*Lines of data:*

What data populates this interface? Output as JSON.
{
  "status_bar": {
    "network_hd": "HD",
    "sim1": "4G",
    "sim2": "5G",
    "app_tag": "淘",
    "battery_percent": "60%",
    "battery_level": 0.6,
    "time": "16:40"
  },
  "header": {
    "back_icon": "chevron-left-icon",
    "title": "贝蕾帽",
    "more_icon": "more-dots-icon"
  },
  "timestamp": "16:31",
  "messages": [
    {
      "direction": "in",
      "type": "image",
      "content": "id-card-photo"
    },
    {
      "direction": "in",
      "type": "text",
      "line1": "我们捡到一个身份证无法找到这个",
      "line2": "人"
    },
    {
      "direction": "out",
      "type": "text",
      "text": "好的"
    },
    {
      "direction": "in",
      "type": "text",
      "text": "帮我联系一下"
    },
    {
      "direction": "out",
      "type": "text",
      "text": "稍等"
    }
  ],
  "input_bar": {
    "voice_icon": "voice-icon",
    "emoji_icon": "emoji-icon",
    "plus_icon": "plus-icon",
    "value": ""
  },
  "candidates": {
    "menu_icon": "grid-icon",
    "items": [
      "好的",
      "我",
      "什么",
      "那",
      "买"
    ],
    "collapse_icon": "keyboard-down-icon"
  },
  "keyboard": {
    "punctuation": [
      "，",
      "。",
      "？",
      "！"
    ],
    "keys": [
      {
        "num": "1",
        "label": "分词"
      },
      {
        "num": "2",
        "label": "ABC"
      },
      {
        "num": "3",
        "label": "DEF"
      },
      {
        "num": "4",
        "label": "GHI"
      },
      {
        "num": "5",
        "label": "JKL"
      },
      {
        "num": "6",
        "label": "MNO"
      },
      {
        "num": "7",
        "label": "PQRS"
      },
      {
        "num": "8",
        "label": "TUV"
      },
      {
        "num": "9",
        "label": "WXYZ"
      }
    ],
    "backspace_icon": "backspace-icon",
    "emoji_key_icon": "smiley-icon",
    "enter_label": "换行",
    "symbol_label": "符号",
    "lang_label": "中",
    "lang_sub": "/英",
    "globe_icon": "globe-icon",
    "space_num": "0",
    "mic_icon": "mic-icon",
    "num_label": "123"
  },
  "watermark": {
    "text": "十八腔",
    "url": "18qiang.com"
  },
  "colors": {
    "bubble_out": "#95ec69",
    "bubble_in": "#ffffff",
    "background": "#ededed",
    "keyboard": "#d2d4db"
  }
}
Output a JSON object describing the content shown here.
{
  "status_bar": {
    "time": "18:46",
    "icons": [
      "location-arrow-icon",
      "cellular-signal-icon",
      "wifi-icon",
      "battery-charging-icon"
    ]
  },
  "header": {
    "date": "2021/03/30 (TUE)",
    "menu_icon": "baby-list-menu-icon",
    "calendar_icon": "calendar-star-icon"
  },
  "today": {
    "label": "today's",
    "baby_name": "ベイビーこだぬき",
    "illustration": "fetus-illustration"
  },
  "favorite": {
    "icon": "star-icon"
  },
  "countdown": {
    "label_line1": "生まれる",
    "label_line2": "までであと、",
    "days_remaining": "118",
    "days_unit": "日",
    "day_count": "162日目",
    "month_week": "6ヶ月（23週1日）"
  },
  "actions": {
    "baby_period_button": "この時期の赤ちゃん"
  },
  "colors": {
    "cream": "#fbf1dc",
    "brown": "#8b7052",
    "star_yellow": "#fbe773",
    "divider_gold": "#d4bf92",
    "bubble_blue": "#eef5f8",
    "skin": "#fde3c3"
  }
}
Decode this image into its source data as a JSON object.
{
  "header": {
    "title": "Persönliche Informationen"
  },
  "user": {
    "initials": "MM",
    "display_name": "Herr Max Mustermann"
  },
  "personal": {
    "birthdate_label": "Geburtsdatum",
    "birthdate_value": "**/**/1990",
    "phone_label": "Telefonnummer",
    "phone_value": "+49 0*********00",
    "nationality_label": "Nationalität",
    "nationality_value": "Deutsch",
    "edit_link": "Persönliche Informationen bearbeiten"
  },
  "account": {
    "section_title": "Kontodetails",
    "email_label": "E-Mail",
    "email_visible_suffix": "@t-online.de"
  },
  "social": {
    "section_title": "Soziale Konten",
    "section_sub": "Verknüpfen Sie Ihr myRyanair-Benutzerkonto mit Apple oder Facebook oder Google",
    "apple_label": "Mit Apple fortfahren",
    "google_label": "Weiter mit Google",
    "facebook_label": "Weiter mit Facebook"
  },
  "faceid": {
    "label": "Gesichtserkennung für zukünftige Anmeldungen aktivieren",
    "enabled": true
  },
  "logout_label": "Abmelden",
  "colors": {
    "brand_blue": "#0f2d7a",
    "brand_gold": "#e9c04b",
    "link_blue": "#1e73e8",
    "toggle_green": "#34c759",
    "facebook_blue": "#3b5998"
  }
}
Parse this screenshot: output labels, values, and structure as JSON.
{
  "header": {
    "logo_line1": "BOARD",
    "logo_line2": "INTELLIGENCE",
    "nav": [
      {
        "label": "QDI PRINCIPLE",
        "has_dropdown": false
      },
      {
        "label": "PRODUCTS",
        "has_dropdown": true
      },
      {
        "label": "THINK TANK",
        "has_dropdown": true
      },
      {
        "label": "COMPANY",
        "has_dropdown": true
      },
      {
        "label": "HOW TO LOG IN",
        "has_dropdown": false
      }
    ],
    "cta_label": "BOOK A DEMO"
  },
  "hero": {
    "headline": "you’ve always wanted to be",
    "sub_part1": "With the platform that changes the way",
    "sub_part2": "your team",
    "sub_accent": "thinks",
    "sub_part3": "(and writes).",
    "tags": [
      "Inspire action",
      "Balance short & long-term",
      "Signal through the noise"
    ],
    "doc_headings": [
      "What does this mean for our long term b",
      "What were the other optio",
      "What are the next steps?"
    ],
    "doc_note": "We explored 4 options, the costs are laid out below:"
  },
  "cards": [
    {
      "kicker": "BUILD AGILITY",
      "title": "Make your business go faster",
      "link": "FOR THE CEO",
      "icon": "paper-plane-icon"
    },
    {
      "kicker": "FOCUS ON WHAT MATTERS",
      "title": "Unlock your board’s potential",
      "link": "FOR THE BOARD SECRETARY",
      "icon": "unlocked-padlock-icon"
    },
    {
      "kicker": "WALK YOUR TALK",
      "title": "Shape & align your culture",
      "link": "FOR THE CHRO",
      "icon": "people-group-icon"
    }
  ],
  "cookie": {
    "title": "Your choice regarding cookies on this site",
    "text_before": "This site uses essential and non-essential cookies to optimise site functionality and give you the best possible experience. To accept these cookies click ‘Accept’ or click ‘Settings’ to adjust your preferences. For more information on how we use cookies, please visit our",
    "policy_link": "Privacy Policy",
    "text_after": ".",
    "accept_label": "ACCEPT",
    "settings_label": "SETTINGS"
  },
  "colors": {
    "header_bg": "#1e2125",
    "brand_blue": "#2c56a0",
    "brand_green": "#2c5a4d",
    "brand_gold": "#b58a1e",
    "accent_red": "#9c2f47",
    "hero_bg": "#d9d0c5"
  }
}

*EXERCISE INSTRUCTIONS:* Copy all of the data exactly.

*EXERCISE OUTPUT:*
What data populates this interface? Output as JSON.
{
  "status_bar": {
    "network_hd": "HD",
    "sim1": "4G",
    "sim2": "5G",
    "app_tag": "淘",
    "battery_percent": "60%",
    "battery_level": 0.6,
    "time": "16:40"
  },
  "header": {
    "back_icon": "chevron-left-icon",
    "title": "贝蕾帽",
    "more_icon": "more-dots-icon"
  },
  "timestamp": "16:31",
  "messages": [
    {
      "direction": "in",
      "type": "image",
      "content": "id-card-photo"
    },
    {
      "direction": "in",
      "type": "text",
      "line1": "我们捡到一个身份证无法找到这个",
      "line2": "人"
    },
    {
      "direction": "out",
      "type": "text",
      "text": "好的"
    },
    {
      "direction": "in",
      "type": "text",
      "text": "帮我联系一下"
    },
    {
      "direction": "out",
      "type": "text",
      "text": "稍等"
    }
  ],
  "input_bar": {
    "voice_icon": "voice-icon",
    "emoji_icon": "emoji-icon",
    "plus_icon": "plus-icon",
    "value": ""
  },
  "candidates": {
    "menu_icon": "grid-icon",
    "items": [
      "好的",
      "我",
      "什么",
      "那",
      "买"
    ],
    "collapse_icon": "keyboard-down-icon"
  },
  "keyboard": {
    "punctuation": [
      "，",
      "。",
      "？",
      "！"
    ],
    "keys": [
      {
        "num": "1",
        "label": "分词"
      },
      {
        "num": "2",
        "label": "ABC"
      },
      {
        "num": "3",
        "label": "DEF"
      },
      {
        "num": "4",
        "label": "GHI"
      },
      {
        "num": "5",
        "label": "JKL"
      },
      {
        "num": "6",
        "label": "MNO"
      },
      {
        "num": "7",
        "label": "PQRS"
      },
      {
        "num": "8",
        "label": "TUV"
      },
      {
        "num": "9",
        "label": "WXYZ"
      }
    ],
    "backspace_icon": "backspace-icon",
    "emoji_key_icon": "smiley-icon",
    "enter_label": "换行",
    "symbol_label": "符号",
    "lang_label": "中",
    "lang_sub": "/英",
    "globe_icon": "globe-icon",
    "space_num": "0",
    "mic_icon": "mic-icon",
    "num_label": "123"
  },
  "watermark": {
    "text": "十八腔",
    "url": "18qiang.com"
  },
  "colors": {
    "bubble_out": "#95ec69",
    "bubble_in": "#ffffff",
    "background": "#ededed",
    "keyboard": "#d2d4db"
  }
}
Output a JSON object describing the content shown here.
{
  "status_bar": {
    "time": "18:46",
    "icons": [
      "location-arrow-icon",
      "cellular-signal-icon",
      "wifi-icon",
      "battery-charging-icon"
    ]
  },
  "header": {
    "date": "2021/03/30 (TUE)",
    "menu_icon": "baby-list-menu-icon",
    "calendar_icon": "calendar-star-icon"
  },
  "today": {
    "label": "today's",
    "baby_name": "ベイビーこだぬき",
    "illustration": "fetus-illustration"
  },
  "favorite": {
    "icon": "star-icon"
  },
  "countdown": {
    "label_line1": "生まれる",
    "label_line2": "までであと、",
    "days_remaining": "118",
    "days_unit": "日",
    "day_count": "162日目",
    "month_week": "6ヶ月（23週1日）"
  },
  "actions": {
    "baby_period_button": "この時期の赤ちゃん"
  },
  "colors": {
    "cream": "#fbf1dc",
    "brown": "#8b7052",
    "star_yellow": "#fbe773",
    "divider_gold": "#d4bf92",
    "bubble_blue": "#eef5f8",
    "skin": "#fde3c3"
  }
}
Decode this image into its source data as a JSON object.
{
  "header": {
    "title": "Persönliche Informationen"
  },
  "user": {
    "initials": "MM",
    "display_name": "Herr Max Mustermann"
  },
  "personal": {
    "birthdate_label": "Geburtsdatum",
    "birthdate_value": "**/**/1990",
    "phone_label": "Telefonnummer",
    "phone_value": "+49 0*********00",
    "nationality_label": "Nationalität",
    "nationality_value": "Deutsch",
    "edit_link": "Persönliche Informationen bearbeiten"
  },
  "account": {
    "section_title": "Kontodetails",
    "email_label": "E-Mail",
    "email_visible_suffix": "@t-online.de"
  },
  "social": {
    "section_title": "Soziale Konten",
    "section_sub": "Verknüpfen Sie Ihr myRyanair-Benutzerkonto mit Apple oder Facebook oder Google",
    "apple_label": "Mit Apple fortfahren",
    "google_label": "Weiter mit Google",
    "facebook_label": "Weiter mit Facebook"
  },
  "faceid": {
    "label": "Gesichtserkennung für zukünftige Anmeldungen aktivieren",
    "enabled": true
  },
  "logout_label": "Abmelden",
  "colors": {
    "brand_blue": "#0f2d7a",
    "brand_gold": "#e9c04b",
    "link_blue": "#1e73e8",
    "toggle_green": "#34c759",
    "facebook_blue": "#3b5998"
  }
}
Parse this screenshot: output labels, values, and structure as JSON.
{
  "header": {
    "logo_line1": "BOARD",
    "logo_line2": "INTELLIGENCE",
    "nav": [
      {
        "label": "QDI PRINCIPLE",
        "has_dropdown": false
      },
      {
        "label": "PRODUCTS",
        "has_dropdown": true
      },
      {
        "label": "THINK TANK",
        "has_dropdown": true
      },
      {
        "label": "COMPANY",
        "has_dropdown": true
      },
      {
        "label": "HOW TO LOG IN",
        "has_dropdown": false
      }
    ],
    "cta_label": "BOOK A DEMO"
  },
  "hero": {
    "headline": "you’ve always wanted to be",
    "sub_part1": "With the platform that changes the way",
    "sub_part2": "your team",
    "sub_accent": "thinks",
    "sub_part3": "(and writes).",
    "tags": [
      "Inspire action",
      "Balance short & long-term",
      "Signal through the noise"
    ],
    "doc_headings": [
      "What does this mean for our long term b",
      "What were the other optio",
      "What are the next steps?"
    ],
    "doc_note": "We explored 4 options, the costs are laid out below:"
  },
  "cards": [
    {
      "kicker": "BUILD AGILITY",
      "title": "Make your business go faster",
      "link": "FOR THE CEO",
      "icon": "paper-plane-icon"
    },
    {
      "kicker": "FOCUS ON WHAT MATTERS",
      "title": "Unlock your board’s potential",
      "link": "FOR THE BOARD SECRETARY",
      "icon": "unlocked-padlock-icon"
    },
    {
      "kicker": "WALK YOUR TALK",
      "title": "Shape & align your culture",
      "link": "FOR THE CHRO",
      "icon": "people-group-icon"
    }
  ],
  "cookie": {
    "title": "Your choice regarding cookies on this site",
    "text_before": "This site uses essential and non-essential cookies to optimise site functionality and give you the best possible experience. To accept these cookies click ‘Accept’ or click ‘Settings’ to adjust your preferences. For more information on how we use cookies, please visit our",
    "policy_link": "Privacy Policy",
    "text_after": ".",
    "accept_label": "ACCEPT",
    "settings_label": "SETTINGS"
  },
  "colors": {
    "header_bg": "#1e2125",
    "brand_blue": "#2c56a0",
    "brand_green": "#2c5a4d",
    "brand_gold": "#b58a1e",
    "accent_red": "#9c2f47",
    "hero_bg": "#d9d0c5"
  }
}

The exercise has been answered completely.